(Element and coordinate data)
======
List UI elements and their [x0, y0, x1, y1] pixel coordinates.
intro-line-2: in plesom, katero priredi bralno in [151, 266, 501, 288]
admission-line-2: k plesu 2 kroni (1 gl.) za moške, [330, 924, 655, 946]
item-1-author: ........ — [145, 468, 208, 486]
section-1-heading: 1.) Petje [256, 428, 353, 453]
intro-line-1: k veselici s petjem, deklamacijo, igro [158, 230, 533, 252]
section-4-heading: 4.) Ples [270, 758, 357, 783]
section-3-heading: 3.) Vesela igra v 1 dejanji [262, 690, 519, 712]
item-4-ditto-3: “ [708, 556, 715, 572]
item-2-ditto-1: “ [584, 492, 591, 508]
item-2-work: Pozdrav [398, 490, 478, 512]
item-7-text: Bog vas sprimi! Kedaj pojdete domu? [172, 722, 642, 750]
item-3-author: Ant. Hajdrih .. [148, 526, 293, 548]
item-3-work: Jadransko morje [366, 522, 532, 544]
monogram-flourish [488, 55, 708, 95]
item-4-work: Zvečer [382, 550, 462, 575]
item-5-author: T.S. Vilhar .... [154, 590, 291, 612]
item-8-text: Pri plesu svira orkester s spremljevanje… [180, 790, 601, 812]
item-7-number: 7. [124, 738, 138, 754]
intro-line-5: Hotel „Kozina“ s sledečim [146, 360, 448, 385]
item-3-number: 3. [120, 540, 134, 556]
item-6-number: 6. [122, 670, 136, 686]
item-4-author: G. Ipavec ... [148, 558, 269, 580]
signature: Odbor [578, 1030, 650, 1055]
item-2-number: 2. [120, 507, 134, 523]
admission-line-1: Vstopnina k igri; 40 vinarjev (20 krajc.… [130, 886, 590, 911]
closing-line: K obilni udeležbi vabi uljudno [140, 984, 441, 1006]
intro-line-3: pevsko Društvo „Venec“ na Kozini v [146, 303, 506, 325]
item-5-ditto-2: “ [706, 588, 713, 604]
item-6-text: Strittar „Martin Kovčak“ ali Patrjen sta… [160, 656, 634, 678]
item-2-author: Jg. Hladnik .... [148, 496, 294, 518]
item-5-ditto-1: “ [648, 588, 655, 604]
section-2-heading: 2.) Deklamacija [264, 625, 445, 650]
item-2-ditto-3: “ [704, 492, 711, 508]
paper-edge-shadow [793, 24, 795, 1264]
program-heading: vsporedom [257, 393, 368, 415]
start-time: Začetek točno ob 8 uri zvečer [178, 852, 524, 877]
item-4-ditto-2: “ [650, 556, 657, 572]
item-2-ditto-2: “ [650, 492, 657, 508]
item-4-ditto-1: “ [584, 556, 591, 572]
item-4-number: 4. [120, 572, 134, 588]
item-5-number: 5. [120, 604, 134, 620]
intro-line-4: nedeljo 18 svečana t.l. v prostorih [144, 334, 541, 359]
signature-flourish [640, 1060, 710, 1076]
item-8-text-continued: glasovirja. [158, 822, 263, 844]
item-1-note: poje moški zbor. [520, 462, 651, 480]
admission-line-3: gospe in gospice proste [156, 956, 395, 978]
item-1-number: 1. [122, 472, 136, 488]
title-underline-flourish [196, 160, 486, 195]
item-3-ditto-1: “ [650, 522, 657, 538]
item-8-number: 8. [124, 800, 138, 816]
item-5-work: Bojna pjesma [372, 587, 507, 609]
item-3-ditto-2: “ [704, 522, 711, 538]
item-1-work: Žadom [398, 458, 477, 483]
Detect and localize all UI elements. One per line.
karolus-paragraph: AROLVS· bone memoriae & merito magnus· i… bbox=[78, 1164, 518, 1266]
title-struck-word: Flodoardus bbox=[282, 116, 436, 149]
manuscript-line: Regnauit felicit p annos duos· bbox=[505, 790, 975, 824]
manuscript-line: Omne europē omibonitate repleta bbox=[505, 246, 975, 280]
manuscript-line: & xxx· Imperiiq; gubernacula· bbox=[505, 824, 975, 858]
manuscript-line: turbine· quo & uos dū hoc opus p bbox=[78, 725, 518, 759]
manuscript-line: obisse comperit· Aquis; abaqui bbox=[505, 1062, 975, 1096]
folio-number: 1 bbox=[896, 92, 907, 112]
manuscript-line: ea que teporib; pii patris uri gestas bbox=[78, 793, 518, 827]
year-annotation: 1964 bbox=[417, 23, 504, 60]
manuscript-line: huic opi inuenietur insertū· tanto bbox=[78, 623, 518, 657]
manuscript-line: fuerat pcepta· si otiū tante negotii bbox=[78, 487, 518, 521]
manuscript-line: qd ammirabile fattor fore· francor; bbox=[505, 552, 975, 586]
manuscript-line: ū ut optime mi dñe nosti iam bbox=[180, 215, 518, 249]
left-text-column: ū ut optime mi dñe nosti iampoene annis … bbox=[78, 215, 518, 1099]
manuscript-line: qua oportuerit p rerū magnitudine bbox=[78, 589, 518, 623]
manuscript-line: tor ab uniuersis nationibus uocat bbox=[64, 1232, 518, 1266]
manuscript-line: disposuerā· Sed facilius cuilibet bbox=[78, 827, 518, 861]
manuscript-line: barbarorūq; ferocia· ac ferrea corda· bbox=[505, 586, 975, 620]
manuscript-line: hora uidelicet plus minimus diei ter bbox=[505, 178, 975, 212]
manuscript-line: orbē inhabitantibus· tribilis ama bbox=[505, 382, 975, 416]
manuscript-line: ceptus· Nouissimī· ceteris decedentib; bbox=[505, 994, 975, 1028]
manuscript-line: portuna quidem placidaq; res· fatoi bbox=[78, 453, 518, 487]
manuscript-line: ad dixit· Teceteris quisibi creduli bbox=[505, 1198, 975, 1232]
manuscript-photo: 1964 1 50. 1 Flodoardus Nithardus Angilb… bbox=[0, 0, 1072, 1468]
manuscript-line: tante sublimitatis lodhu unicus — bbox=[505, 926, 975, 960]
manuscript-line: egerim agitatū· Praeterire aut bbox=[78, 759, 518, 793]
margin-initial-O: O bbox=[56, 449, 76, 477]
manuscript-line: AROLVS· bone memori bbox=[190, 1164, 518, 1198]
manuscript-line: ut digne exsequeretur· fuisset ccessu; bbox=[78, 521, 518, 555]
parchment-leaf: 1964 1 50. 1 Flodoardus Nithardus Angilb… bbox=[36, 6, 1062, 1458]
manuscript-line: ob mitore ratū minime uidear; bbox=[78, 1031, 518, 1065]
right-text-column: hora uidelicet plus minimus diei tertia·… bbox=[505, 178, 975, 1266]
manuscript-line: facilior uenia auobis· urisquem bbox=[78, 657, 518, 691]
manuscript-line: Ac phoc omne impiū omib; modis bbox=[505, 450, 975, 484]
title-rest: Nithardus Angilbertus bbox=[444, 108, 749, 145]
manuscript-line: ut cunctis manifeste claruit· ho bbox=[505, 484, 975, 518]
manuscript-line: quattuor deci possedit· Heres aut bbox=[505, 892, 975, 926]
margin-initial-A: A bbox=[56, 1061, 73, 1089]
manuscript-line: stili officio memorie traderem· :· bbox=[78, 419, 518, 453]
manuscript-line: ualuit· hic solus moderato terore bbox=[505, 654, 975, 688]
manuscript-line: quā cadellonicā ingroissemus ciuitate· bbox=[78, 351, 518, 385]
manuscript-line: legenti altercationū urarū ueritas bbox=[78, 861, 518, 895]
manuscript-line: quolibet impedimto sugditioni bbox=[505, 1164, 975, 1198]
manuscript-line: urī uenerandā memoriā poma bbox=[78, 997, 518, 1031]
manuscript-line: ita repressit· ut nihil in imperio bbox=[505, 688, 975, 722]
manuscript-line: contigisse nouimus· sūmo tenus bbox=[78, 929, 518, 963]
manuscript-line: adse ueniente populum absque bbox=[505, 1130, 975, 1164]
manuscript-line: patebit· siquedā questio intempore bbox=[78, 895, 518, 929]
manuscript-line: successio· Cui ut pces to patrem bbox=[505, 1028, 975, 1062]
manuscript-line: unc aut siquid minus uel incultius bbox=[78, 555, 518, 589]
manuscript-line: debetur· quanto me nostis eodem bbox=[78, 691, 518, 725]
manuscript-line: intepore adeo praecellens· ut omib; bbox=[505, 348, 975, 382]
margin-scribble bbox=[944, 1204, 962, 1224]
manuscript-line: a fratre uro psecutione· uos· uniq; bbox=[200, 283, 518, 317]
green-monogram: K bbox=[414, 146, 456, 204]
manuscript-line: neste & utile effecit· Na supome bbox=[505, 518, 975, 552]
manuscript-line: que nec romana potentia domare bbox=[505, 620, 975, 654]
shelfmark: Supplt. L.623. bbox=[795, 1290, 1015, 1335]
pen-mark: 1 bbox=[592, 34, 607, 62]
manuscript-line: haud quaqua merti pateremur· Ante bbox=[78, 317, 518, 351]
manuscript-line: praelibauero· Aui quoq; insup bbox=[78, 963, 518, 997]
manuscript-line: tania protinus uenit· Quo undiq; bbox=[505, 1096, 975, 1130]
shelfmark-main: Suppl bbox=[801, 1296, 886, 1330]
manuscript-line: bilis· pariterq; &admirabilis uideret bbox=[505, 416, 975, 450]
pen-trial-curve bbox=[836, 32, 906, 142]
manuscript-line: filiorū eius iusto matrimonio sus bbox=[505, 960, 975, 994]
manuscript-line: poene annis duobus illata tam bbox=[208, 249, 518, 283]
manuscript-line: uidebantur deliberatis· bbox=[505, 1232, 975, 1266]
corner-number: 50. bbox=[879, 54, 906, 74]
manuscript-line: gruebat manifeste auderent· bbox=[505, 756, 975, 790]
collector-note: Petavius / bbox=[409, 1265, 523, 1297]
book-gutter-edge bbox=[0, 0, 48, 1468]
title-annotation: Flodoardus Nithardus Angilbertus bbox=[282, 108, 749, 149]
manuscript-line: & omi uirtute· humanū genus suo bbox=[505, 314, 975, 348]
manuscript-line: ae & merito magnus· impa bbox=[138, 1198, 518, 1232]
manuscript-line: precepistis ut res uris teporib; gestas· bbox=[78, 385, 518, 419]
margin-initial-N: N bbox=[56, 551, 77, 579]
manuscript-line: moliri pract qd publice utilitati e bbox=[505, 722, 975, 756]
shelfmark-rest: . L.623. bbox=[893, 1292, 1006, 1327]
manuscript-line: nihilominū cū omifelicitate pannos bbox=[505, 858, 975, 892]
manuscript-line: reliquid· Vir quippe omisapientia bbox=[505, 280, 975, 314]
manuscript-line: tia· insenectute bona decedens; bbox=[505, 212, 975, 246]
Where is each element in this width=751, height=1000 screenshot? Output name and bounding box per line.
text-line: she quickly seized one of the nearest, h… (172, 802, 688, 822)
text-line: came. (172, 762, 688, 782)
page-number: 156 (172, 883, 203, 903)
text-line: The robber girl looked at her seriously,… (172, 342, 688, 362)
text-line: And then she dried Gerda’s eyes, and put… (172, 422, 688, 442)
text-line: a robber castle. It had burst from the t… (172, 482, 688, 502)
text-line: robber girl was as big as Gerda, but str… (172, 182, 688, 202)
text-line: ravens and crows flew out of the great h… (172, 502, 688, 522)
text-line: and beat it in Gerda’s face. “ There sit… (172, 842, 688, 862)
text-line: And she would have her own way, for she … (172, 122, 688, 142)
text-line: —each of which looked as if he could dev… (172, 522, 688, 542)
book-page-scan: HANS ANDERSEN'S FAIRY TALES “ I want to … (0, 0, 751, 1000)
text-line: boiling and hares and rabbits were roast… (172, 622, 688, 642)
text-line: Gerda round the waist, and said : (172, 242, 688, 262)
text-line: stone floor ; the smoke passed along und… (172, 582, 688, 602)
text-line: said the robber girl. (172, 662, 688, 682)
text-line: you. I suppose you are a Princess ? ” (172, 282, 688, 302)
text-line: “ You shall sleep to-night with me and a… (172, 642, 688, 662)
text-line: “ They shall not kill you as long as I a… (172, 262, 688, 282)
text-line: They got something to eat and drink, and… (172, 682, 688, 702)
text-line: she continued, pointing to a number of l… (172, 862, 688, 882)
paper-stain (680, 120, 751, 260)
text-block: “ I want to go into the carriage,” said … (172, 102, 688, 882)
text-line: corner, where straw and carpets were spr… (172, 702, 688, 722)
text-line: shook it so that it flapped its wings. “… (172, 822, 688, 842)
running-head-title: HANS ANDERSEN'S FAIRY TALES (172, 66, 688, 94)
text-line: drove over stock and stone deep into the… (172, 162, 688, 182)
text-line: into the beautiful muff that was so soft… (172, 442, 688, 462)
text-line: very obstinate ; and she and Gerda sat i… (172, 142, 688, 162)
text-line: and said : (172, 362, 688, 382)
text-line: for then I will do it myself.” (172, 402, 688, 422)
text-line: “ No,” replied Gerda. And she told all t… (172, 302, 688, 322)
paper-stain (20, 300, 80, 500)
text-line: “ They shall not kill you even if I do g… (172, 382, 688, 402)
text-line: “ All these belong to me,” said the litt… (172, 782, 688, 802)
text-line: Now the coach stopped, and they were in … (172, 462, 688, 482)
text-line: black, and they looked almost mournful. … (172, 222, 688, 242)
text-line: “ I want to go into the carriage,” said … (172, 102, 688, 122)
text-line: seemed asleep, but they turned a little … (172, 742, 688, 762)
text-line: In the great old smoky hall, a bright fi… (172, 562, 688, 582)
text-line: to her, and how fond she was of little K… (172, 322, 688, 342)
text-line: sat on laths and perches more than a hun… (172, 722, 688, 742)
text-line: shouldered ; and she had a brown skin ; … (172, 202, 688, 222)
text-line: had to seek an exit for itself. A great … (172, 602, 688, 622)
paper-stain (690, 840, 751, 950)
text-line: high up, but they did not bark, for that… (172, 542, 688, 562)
======
#### The problem:
Rewrite the data starting at its first line and ending at the line that contains "section-1-heading: 1.) Petje", putting "Pevski nastop" in place of "Petje" and leaving everything else unchanged.

#### Output below:
List UI elements and their [x0, y0, x1, y1] pixel coordinates.
intro-line-2: in plesom, katero priredi bralno in [151, 266, 501, 288]
admission-line-2: k plesu 2 kroni (1 gl.) za moške, [330, 924, 655, 946]
item-1-author: ........ — [145, 468, 208, 486]
section-1-heading: 1.) Pevski nastop [256, 428, 353, 453]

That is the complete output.